[Your objective]: Please write out the material that follows, exactly as it stands.

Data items
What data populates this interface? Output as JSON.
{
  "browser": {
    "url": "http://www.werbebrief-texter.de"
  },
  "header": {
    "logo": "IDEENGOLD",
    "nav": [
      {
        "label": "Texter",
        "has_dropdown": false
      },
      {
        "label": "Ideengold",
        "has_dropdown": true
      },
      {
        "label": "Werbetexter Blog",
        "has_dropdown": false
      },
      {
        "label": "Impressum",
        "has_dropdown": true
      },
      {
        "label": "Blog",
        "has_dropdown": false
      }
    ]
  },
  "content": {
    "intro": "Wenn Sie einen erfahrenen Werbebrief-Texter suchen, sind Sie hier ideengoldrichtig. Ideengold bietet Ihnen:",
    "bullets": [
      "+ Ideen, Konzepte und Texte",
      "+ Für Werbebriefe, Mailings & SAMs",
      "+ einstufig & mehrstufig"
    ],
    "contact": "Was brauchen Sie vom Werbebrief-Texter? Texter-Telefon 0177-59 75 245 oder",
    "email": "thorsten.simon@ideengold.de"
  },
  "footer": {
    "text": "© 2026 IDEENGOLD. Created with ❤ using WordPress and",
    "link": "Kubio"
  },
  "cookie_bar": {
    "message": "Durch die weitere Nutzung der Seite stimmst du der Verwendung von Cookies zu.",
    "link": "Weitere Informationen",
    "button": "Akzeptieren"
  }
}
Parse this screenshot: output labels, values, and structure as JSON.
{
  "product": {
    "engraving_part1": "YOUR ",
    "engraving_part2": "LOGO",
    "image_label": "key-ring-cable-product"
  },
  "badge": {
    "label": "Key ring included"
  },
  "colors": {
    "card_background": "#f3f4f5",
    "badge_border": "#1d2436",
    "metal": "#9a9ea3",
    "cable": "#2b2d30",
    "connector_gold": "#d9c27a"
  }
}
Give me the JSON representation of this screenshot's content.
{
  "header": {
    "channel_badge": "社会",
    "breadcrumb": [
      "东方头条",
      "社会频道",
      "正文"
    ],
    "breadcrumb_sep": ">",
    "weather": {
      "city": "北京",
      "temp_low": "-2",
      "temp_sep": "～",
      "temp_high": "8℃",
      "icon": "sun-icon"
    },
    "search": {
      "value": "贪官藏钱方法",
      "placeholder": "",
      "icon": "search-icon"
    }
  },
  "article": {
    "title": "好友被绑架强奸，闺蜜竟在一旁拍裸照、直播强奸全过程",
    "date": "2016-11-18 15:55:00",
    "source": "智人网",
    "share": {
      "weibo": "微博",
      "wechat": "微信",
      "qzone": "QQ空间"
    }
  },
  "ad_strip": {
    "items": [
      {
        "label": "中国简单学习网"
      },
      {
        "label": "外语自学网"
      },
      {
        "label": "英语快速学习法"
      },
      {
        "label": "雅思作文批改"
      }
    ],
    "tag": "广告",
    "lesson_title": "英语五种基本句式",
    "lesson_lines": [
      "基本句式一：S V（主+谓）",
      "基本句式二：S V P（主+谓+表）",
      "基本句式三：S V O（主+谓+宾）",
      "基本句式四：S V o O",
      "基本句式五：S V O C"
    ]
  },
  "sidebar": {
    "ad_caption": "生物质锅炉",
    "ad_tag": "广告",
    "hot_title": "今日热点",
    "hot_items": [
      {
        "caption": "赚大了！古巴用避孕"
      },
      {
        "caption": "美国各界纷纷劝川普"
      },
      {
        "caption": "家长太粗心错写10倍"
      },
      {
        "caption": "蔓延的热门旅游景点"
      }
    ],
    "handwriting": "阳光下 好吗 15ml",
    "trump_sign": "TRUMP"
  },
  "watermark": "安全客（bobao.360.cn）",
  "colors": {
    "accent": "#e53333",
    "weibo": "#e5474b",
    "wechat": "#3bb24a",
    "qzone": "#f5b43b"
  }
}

[Result of the task]:
What data populates this interface? Output as JSON.
{
  "browser": {
    "url": "http://www.werbebrief-texter.de"
  },
  "header": {
    "logo": "IDEENGOLD",
    "nav": [
      {
        "label": "Texter",
        "has_dropdown": false
      },
      {
        "label": "Ideengold",
        "has_dropdown": true
      },
      {
        "label": "Werbetexter Blog",
        "has_dropdown": false
      },
      {
        "label": "Impressum",
        "has_dropdown": true
      },
      {
        "label": "Blog",
        "has_dropdown": false
      }
    ]
  },
  "content": {
    "intro": "Wenn Sie einen erfahrenen Werbebrief-Texter suchen, sind Sie hier ideengoldrichtig. Ideengold bietet Ihnen:",
    "bullets": [
      "+ Ideen, Konzepte und Texte",
      "+ Für Werbebriefe, Mailings & SAMs",
      "+ einstufig & mehrstufig"
    ],
    "contact": "Was brauchen Sie vom Werbebrief-Texter? Texter-Telefon 0177-59 75 245 oder",
    "email": "thorsten.simon@ideengold.de"
  },
  "footer": {
    "text": "© 2026 IDEENGOLD. Created with ❤ using WordPress and",
    "link": "Kubio"
  },
  "cookie_bar": {
    "message": "Durch die weitere Nutzung der Seite stimmst du der Verwendung von Cookies zu.",
    "link": "Weitere Informationen",
    "button": "Akzeptieren"
  }
}
Parse this screenshot: output labels, values, and structure as JSON.
{
  "product": {
    "engraving_part1": "YOUR ",
    "engraving_part2": "LOGO",
    "image_label": "key-ring-cable-product"
  },
  "badge": {
    "label": "Key ring included"
  },
  "colors": {
    "card_background": "#f3f4f5",
    "badge_border": "#1d2436",
    "metal": "#9a9ea3",
    "cable": "#2b2d30",
    "connector_gold": "#d9c27a"
  }
}
Give me the JSON representation of this screenshot's content.
{
  "header": {
    "channel_badge": "社会",
    "breadcrumb": [
      "东方头条",
      "社会频道",
      "正文"
    ],
    "breadcrumb_sep": ">",
    "weather": {
      "city": "北京",
      "temp_low": "-2",
      "temp_sep": "～",
      "temp_high": "8℃",
      "icon": "sun-icon"
    },
    "search": {
      "value": "贪官藏钱方法",
      "placeholder": "",
      "icon": "search-icon"
    }
  },
  "article": {
    "title": "好友被绑架强奸，闺蜜竟在一旁拍裸照、直播强奸全过程",
    "date": "2016-11-18 15:55:00",
    "source": "智人网",
    "share": {
      "weibo": "微博",
      "wechat": "微信",
      "qzone": "QQ空间"
    }
  },
  "ad_strip": {
    "items": [
      {
        "label": "中国简单学习网"
      },
      {
        "label": "外语自学网"
      },
      {
        "label": "英语快速学习法"
      },
      {
        "label": "雅思作文批改"
      }
    ],
    "tag": "广告",
    "lesson_title": "英语五种基本句式",
    "lesson_lines": [
      "基本句式一：S V（主+谓）",
      "基本句式二：S V P（主+谓+表）",
      "基本句式三：S V O（主+谓+宾）",
      "基本句式四：S V o O",
      "基本句式五：S V O C"
    ]
  },
  "sidebar": {
    "ad_caption": "生物质锅炉",
    "ad_tag": "广告",
    "hot_title": "今日热点",
    "hot_items": [
      {
        "caption": "赚大了！古巴用避孕"
      },
      {
        "caption": "美国各界纷纷劝川普"
      },
      {
        "caption": "家长太粗心错写10倍"
      },
      {
        "caption": "蔓延的热门旅游景点"
      }
    ],
    "handwriting": "阳光下 好吗 15ml",
    "trump_sign": "TRUMP"
  },
  "watermark": "安全客（bobao.360.cn）",
  "colors": {
    "accent": "#e53333",
    "weibo": "#e5474b",
    "wechat": "#3bb24a",
    "qzone": "#f5b43b"
  }
}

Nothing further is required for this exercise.